Исходный отрывок:

--

Фашисты утверждали, что им удалось взять под контроль преступность. Это верно — часть лидеров преступных сообществ вошло в фашистскую организацию, хотя респектабельности не приобрели. «Используя известных уголовников, Муссолини был обеспокоен тем, что фашизм приобретает репутацию преступной организации, что акты насилия совершаются именно в то время, когда он самоутверждается как человек, придерживающийся политики умеренности и доброй воли. В таких случаях ему приходилось сваливать всю вину на неуправляемость подчиненных или заявлять, что в фашистскую партию просочились коммунисты специально, чтобы изнутри подрывать ее доброе имя»[178] .

--

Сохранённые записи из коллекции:

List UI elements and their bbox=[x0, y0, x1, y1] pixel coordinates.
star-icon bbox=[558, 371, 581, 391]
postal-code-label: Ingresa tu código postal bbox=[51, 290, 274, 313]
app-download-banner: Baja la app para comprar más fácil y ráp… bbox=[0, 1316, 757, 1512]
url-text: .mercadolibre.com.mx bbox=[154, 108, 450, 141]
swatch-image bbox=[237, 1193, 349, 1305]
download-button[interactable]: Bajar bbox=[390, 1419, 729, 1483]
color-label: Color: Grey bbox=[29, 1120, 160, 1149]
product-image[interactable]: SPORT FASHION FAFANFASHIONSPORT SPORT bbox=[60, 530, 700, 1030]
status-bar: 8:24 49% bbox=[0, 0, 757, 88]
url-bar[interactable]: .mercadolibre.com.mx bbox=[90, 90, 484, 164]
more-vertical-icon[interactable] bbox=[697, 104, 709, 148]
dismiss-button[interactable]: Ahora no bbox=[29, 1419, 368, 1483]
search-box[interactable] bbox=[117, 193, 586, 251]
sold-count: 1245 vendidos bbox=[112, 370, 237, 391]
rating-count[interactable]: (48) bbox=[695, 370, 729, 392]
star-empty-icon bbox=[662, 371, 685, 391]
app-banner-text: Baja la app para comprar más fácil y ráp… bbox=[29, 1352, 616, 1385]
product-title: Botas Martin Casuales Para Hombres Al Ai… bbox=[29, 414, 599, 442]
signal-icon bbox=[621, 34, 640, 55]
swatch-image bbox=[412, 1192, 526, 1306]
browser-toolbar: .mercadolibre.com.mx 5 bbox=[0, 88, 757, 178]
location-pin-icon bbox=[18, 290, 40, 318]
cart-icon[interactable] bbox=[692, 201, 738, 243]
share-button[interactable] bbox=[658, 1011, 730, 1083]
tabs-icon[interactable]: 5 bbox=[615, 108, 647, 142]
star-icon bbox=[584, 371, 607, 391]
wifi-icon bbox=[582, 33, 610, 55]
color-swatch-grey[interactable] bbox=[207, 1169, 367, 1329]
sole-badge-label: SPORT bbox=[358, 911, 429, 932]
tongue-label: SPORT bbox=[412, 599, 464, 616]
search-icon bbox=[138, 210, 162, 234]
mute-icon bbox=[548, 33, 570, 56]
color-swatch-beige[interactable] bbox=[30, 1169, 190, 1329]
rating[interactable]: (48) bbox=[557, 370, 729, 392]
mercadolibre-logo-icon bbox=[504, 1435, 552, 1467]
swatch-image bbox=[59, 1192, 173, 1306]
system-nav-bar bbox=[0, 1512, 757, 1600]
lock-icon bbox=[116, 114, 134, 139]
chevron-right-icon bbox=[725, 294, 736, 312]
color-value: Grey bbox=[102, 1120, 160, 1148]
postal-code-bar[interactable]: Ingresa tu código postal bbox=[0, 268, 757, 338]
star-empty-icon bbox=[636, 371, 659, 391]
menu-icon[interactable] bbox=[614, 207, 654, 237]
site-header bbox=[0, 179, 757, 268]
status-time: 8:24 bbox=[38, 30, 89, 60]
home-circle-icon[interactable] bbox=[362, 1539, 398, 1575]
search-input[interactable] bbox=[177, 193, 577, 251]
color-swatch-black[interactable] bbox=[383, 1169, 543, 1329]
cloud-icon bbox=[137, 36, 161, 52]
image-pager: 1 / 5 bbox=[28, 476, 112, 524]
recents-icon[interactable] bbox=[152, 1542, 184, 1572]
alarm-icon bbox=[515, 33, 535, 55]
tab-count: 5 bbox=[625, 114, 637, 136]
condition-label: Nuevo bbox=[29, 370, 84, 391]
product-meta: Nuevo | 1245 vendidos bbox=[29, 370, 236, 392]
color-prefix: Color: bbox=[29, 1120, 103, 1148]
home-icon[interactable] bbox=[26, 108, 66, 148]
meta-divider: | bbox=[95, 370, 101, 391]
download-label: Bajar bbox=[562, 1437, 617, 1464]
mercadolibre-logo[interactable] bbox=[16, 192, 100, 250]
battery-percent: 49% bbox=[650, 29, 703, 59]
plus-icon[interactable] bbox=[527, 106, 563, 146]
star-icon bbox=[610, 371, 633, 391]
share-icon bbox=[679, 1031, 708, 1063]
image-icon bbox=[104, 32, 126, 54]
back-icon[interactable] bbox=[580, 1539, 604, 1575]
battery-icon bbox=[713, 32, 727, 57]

--

Попробуйте сами: Сократите абзац отрывка, который начинается словами «Фашисты утверждали», и сохраните его основные факты. Эти записи взяты из другого источника.

Ответ к заданию: Фашисты заявляли, что взяли преступность под контроль. Это правда: часть лидеров преступных сообществ вошла в фашистскую организацию, но респектабельности не приобрела. Муссолини, используя известных уголовников, опасался, что фашизм получит репутацию преступной организации, а насилие совпадёт с тем временем, когда он утверждал себя как сторонник умеренности и доброй воли. В таких случаях он перекладывал вину на неуправляемых подчинённых или заявлял, что коммунисты специально проникли в партию, чтобы изнутри подорвать её доброе имя.